▶ **WHAT IS BEING ASKED**
Which lines contain the string "glyph"? Please list every one of them.
--- BEGIN ENTRIES SUPPLIED ---
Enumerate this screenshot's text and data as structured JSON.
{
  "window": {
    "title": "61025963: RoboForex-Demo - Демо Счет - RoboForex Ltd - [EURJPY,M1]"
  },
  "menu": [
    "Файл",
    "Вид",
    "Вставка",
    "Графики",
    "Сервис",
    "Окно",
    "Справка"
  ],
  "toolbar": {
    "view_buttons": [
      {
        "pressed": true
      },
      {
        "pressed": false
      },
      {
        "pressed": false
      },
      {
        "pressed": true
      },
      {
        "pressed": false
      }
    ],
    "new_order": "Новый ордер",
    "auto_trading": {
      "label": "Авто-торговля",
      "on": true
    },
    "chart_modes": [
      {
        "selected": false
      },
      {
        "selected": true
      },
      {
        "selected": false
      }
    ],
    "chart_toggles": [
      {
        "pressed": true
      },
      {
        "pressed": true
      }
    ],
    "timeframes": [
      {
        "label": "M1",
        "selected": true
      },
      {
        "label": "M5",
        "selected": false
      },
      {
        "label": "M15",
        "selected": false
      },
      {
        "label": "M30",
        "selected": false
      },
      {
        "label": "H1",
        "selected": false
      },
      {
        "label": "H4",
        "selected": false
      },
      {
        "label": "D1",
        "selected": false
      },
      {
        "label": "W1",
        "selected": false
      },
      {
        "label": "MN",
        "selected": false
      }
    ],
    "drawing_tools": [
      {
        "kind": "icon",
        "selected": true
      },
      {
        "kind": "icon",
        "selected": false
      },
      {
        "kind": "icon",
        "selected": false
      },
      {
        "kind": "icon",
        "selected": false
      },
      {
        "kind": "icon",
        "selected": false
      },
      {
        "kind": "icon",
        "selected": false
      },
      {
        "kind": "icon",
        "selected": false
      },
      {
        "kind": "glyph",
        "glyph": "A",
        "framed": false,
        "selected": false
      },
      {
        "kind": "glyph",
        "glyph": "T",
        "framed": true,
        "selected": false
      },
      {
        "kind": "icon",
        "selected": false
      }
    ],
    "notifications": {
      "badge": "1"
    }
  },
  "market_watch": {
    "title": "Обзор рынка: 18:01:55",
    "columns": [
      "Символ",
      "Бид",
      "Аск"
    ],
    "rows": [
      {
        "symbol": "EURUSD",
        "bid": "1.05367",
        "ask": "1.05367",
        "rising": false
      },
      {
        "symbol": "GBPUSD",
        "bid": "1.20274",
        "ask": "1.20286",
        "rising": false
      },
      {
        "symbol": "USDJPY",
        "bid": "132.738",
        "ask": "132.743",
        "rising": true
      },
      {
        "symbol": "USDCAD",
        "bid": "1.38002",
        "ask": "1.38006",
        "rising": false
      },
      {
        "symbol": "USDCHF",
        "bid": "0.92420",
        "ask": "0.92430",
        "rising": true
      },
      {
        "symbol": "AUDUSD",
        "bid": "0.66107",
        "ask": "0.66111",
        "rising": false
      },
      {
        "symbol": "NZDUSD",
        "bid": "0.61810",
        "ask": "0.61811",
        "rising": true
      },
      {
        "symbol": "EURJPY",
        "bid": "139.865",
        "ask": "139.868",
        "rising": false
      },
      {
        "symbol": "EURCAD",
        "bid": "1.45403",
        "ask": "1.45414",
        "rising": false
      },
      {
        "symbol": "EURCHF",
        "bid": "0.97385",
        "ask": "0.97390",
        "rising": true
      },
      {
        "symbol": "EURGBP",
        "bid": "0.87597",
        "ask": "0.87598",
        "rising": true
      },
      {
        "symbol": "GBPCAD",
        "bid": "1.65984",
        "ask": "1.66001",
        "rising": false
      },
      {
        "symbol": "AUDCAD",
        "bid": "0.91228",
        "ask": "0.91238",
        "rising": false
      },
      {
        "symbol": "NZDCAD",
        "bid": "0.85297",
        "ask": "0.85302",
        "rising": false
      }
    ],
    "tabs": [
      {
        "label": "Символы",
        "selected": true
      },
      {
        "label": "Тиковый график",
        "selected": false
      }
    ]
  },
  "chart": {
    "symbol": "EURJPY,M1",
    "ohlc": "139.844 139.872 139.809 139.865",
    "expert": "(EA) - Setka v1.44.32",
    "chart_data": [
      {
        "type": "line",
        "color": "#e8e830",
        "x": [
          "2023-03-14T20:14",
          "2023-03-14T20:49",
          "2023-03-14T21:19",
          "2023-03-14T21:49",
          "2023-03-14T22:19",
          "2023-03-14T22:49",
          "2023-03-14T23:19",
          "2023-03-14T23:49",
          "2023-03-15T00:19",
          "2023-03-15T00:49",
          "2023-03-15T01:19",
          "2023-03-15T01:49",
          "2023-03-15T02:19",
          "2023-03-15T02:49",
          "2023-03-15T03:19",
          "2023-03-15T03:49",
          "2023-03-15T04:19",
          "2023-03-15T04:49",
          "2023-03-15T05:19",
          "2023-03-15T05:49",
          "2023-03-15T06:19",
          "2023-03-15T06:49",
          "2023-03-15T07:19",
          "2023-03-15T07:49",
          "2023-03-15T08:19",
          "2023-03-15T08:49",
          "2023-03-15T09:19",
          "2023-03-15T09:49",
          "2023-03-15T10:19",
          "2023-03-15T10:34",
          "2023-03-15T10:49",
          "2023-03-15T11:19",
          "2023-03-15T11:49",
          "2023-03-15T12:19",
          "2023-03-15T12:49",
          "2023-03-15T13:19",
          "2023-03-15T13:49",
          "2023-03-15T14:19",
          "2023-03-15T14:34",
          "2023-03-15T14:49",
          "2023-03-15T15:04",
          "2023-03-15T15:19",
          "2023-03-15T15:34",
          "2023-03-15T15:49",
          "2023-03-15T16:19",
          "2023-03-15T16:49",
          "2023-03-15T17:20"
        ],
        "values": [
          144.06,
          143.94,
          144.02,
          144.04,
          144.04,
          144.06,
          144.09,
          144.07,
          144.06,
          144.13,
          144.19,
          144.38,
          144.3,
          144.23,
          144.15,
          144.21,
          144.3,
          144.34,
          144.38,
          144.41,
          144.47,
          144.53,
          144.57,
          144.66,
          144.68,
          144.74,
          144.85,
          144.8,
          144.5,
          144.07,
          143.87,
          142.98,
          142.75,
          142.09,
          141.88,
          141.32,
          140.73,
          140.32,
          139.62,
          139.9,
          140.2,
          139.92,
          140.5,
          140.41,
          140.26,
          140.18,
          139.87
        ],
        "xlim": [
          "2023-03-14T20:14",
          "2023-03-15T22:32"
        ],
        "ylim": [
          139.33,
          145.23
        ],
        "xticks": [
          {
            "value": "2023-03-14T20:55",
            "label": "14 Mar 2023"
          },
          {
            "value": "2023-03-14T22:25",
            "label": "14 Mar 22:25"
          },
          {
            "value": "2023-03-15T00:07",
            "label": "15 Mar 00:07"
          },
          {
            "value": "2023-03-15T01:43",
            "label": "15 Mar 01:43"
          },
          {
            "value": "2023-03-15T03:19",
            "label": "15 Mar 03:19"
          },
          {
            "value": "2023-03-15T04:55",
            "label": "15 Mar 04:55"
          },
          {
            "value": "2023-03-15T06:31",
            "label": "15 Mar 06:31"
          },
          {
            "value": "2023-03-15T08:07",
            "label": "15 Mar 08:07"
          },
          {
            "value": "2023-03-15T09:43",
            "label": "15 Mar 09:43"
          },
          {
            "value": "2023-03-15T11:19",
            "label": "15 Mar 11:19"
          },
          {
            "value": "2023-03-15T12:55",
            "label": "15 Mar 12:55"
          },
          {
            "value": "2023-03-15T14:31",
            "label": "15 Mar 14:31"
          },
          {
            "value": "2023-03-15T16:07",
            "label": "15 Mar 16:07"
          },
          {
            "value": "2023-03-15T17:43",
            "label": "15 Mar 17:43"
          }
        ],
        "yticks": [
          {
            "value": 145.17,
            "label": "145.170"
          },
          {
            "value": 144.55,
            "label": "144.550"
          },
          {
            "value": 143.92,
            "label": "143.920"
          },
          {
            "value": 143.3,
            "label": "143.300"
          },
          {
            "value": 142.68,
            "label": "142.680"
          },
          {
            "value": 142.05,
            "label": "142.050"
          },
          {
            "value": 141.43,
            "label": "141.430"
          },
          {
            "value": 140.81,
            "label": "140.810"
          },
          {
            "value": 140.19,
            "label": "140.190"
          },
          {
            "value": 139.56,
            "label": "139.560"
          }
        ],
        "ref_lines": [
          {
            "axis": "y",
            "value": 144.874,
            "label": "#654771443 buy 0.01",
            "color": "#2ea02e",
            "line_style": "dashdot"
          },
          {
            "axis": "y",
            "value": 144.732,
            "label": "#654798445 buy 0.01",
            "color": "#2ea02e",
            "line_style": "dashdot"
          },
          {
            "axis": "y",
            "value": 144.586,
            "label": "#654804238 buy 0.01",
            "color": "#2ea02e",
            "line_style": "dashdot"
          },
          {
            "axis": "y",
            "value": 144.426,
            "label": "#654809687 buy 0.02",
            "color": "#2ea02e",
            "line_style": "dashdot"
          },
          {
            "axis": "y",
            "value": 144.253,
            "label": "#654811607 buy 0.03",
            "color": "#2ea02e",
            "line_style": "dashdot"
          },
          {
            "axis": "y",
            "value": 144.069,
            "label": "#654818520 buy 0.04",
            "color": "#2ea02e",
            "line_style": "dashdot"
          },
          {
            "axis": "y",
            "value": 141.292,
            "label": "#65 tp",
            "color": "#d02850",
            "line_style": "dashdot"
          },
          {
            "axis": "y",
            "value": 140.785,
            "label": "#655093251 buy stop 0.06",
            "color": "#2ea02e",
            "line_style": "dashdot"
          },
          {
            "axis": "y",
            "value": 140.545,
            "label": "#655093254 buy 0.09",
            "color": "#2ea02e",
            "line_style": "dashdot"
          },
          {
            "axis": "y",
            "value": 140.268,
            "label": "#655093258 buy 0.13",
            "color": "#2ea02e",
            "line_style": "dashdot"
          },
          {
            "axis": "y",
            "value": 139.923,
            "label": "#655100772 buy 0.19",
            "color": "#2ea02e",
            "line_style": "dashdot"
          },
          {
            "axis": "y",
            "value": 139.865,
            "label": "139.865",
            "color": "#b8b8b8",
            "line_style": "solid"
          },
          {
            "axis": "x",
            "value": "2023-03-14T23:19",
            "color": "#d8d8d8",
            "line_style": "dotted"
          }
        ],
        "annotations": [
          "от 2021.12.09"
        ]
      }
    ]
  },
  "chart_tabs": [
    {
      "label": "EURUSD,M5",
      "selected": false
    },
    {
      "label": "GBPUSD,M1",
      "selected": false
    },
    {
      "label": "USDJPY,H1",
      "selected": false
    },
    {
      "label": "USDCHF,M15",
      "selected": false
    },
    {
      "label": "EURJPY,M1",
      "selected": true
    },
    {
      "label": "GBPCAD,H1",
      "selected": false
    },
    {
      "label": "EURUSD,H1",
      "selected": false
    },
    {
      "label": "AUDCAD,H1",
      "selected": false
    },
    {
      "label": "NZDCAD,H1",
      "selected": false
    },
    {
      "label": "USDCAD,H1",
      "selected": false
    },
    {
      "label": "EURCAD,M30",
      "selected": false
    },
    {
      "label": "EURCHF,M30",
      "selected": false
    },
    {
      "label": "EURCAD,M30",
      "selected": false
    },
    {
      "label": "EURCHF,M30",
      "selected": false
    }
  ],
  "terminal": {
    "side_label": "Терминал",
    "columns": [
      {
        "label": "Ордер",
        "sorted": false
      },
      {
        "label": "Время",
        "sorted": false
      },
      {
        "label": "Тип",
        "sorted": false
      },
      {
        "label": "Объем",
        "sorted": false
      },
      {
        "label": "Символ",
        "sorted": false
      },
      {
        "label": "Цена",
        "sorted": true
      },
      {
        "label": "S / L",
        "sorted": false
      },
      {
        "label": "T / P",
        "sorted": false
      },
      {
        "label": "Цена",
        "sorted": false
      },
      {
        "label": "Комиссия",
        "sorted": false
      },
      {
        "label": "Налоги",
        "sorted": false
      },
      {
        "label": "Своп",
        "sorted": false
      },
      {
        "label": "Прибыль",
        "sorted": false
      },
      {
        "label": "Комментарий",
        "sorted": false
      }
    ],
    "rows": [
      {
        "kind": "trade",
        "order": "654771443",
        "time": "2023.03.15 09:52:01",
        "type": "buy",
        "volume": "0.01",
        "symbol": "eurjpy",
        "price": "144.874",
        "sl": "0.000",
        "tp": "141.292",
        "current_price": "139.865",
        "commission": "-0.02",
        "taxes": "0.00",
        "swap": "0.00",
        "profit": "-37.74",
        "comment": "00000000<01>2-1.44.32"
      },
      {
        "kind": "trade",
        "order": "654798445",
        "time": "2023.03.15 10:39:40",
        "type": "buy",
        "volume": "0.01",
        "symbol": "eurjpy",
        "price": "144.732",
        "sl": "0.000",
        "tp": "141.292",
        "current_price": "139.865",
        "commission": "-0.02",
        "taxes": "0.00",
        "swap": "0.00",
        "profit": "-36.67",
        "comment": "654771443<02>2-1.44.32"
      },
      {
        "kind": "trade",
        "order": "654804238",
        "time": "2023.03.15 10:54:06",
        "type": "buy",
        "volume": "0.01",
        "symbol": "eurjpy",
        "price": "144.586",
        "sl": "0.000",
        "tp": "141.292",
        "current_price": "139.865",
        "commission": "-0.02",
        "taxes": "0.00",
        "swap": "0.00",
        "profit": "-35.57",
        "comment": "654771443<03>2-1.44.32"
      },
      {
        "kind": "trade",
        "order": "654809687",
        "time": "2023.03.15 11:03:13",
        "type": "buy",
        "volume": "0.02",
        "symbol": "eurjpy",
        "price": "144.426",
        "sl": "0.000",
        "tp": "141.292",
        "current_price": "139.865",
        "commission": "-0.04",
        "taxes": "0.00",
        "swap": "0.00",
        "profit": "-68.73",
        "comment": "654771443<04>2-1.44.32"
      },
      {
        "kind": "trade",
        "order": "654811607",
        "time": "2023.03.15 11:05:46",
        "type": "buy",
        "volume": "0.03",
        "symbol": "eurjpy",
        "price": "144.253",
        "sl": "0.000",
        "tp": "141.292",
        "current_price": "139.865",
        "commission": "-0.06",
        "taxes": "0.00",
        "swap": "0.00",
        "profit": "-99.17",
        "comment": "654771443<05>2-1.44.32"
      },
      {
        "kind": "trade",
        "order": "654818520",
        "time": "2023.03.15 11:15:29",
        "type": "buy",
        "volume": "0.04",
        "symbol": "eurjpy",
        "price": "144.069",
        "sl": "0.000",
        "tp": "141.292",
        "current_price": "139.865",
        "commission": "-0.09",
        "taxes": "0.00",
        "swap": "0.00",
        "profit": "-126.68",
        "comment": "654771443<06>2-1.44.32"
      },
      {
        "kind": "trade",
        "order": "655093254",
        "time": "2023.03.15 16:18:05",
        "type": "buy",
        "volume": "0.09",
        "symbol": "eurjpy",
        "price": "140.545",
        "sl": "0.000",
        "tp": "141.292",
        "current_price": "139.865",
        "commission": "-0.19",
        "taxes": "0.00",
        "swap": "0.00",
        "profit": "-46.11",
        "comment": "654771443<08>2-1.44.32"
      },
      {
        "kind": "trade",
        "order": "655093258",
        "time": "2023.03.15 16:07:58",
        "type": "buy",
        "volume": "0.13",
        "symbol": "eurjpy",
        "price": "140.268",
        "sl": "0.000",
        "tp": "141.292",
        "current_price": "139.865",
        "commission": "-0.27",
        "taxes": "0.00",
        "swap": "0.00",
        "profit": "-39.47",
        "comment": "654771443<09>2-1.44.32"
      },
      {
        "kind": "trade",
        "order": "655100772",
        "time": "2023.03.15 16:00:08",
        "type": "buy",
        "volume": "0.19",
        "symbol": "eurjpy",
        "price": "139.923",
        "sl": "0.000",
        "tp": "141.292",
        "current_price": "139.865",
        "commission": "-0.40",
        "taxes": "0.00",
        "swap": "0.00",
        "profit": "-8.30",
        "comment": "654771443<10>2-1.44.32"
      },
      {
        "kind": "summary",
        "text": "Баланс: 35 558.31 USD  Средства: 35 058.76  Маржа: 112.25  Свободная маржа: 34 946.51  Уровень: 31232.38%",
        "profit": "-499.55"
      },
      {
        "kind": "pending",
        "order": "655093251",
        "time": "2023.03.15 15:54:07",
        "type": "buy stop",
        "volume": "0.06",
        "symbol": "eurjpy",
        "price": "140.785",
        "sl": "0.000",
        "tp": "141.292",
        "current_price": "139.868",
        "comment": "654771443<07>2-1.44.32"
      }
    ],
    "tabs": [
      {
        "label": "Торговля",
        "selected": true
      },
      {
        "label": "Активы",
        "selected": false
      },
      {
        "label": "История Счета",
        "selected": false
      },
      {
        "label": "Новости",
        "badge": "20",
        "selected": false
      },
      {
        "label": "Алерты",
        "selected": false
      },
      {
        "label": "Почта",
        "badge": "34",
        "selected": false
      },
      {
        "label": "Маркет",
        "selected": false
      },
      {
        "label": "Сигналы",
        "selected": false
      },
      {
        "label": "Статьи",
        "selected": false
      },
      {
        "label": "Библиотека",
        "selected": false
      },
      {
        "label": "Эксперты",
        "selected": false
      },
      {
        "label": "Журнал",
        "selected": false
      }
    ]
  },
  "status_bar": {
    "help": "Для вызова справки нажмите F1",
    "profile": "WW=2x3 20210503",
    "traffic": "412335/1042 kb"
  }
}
--- END ENTRIES SUPPLIED ---
▶ **COMPLETED EXERCISE**
        "kind": "glyph",
        "glyph": "A",
        "kind": "glyph",
        "glyph": "T",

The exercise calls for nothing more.